» WHAT YOU ARE ASKED TO DO: Pull out every line below that holds the word "image".

┌─ DATA FOR THIS TASK

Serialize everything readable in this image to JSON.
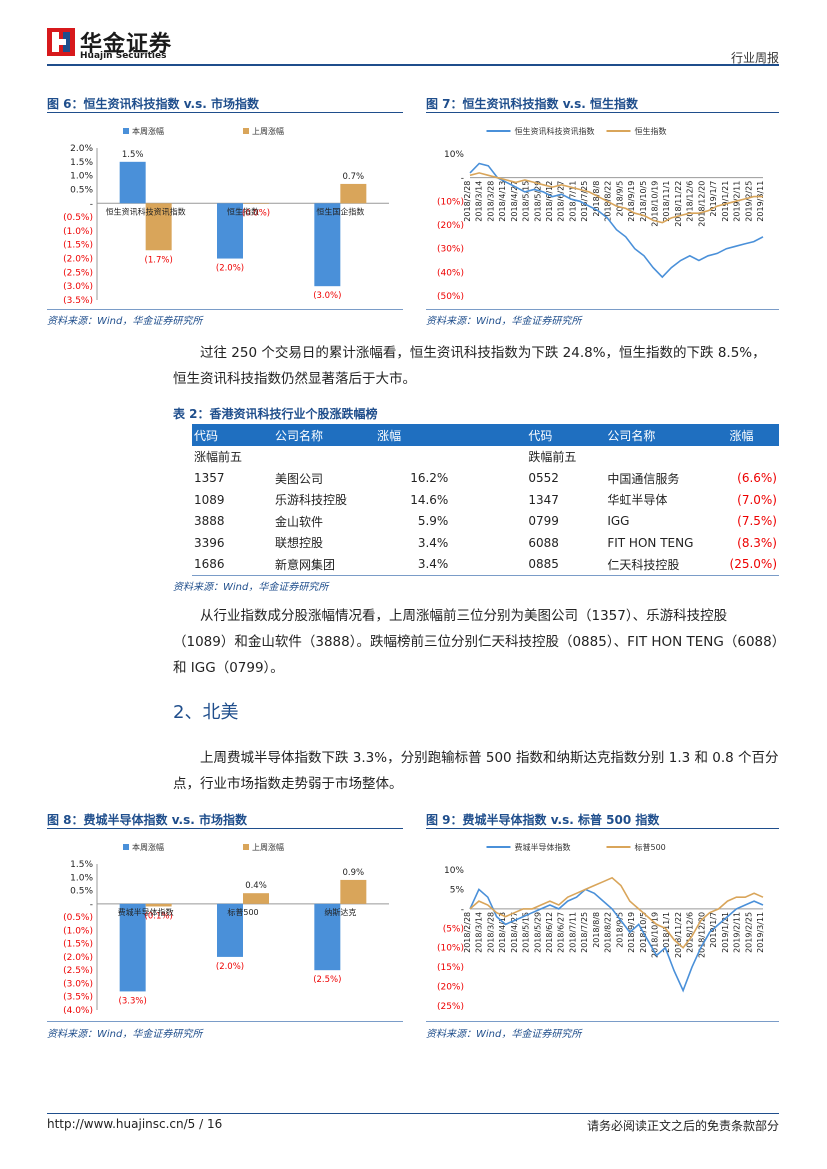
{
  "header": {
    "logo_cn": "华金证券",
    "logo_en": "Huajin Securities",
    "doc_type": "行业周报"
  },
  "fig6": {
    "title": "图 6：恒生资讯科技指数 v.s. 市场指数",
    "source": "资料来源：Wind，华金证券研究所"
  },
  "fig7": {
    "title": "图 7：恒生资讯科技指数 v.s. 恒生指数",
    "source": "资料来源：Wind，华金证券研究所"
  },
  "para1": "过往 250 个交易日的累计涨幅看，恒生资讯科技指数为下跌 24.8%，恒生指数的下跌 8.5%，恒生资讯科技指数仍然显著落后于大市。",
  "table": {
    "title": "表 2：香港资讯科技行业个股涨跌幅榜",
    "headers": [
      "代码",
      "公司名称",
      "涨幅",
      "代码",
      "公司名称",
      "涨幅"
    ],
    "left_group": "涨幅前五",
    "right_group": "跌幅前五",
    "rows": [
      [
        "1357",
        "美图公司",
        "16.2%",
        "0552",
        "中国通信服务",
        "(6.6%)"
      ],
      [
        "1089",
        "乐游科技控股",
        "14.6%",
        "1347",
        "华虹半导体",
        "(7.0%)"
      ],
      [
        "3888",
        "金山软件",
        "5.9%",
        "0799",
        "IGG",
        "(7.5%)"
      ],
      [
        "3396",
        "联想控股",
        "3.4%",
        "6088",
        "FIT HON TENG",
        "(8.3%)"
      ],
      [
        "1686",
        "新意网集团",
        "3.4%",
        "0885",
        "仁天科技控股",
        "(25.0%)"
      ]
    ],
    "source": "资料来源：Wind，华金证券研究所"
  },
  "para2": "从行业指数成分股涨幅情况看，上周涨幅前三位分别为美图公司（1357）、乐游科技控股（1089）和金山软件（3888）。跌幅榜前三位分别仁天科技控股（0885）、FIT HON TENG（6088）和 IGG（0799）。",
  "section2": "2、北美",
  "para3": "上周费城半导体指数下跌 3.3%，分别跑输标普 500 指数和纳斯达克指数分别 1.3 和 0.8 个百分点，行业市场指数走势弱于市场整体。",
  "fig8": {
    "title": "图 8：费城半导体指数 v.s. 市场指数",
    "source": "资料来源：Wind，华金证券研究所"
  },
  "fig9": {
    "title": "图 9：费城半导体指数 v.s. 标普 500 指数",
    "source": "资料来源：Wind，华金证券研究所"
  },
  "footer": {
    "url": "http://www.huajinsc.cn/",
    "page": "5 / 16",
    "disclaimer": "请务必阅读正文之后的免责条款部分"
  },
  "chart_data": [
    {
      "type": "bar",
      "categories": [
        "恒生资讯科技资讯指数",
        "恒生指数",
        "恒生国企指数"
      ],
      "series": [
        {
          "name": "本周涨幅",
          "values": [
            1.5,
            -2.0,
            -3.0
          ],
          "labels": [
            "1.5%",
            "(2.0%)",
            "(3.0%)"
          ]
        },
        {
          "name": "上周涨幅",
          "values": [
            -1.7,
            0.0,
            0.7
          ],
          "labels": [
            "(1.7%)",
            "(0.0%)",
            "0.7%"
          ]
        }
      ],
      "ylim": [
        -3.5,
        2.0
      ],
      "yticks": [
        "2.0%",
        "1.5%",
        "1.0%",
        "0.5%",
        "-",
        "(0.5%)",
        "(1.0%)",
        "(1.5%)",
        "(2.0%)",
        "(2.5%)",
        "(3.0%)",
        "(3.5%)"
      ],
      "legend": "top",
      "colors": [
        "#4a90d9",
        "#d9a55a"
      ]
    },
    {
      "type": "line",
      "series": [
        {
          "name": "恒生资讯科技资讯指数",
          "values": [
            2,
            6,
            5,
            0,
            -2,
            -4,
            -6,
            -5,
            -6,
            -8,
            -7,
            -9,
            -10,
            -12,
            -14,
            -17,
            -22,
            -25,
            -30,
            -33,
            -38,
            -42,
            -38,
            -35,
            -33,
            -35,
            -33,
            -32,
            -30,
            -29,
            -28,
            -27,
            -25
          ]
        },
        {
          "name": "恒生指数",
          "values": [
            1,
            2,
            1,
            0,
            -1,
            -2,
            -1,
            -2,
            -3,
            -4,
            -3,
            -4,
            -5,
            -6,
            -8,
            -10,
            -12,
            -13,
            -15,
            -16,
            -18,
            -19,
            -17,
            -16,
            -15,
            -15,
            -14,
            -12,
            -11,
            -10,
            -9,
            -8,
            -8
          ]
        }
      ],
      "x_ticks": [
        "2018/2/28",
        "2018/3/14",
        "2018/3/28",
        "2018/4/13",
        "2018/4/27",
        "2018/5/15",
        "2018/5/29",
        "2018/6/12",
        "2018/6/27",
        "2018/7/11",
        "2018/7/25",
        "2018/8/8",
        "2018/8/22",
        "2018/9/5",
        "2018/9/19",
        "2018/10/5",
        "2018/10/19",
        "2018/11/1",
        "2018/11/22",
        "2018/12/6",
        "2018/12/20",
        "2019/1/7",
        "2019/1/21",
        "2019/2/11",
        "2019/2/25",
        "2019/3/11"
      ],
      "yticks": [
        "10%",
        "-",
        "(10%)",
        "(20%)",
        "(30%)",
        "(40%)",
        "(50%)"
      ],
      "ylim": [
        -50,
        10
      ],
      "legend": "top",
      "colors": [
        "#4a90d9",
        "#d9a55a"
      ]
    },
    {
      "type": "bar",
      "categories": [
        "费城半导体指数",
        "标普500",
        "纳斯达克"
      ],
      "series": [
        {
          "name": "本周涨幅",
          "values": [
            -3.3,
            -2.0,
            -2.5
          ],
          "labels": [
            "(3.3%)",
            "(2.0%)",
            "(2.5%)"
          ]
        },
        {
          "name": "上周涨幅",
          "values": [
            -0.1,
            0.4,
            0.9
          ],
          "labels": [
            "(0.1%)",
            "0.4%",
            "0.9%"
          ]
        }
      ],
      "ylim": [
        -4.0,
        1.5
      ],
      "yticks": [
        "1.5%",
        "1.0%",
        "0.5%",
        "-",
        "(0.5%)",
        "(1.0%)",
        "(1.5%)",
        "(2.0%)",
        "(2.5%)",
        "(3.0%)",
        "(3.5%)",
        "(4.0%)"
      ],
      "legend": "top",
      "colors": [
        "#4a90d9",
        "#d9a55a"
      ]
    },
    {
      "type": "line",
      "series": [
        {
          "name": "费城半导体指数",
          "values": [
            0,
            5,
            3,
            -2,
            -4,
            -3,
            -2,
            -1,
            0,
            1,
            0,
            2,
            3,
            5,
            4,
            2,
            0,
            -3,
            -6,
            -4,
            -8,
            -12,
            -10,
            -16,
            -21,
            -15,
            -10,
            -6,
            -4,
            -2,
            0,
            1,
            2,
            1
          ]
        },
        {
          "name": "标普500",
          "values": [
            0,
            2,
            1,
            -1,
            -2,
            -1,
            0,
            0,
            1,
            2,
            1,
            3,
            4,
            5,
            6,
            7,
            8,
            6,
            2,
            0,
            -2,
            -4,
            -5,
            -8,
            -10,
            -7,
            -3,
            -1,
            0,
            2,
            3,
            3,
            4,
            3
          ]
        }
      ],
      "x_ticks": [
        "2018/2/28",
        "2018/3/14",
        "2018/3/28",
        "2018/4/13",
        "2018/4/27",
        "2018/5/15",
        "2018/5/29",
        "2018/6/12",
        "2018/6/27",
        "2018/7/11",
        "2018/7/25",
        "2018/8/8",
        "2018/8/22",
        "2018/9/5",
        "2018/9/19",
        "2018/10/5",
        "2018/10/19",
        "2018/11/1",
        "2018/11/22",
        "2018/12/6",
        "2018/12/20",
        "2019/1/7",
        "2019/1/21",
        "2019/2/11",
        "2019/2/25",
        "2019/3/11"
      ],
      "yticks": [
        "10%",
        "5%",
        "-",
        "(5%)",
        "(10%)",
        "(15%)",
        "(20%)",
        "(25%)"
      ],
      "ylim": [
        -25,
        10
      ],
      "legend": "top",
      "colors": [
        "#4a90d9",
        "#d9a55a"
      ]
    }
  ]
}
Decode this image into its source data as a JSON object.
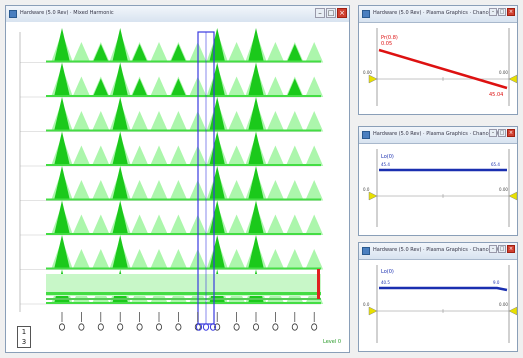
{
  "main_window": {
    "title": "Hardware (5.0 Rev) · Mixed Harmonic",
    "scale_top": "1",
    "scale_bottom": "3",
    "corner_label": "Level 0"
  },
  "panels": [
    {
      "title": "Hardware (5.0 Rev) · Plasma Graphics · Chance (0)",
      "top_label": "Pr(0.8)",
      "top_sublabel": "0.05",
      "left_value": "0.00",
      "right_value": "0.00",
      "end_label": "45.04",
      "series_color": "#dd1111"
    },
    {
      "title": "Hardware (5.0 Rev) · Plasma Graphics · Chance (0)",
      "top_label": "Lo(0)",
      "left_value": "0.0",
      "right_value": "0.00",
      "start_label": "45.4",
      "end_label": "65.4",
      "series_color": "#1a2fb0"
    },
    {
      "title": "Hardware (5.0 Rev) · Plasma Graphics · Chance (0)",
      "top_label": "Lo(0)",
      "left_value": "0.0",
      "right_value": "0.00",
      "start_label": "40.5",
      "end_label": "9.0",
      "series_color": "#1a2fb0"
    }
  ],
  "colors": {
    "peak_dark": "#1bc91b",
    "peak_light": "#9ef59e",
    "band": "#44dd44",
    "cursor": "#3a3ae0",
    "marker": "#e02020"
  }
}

└─

» OUTPUT:
Serialize everything readable in this image to JSON.
Decode this image into its source data as a JSON object.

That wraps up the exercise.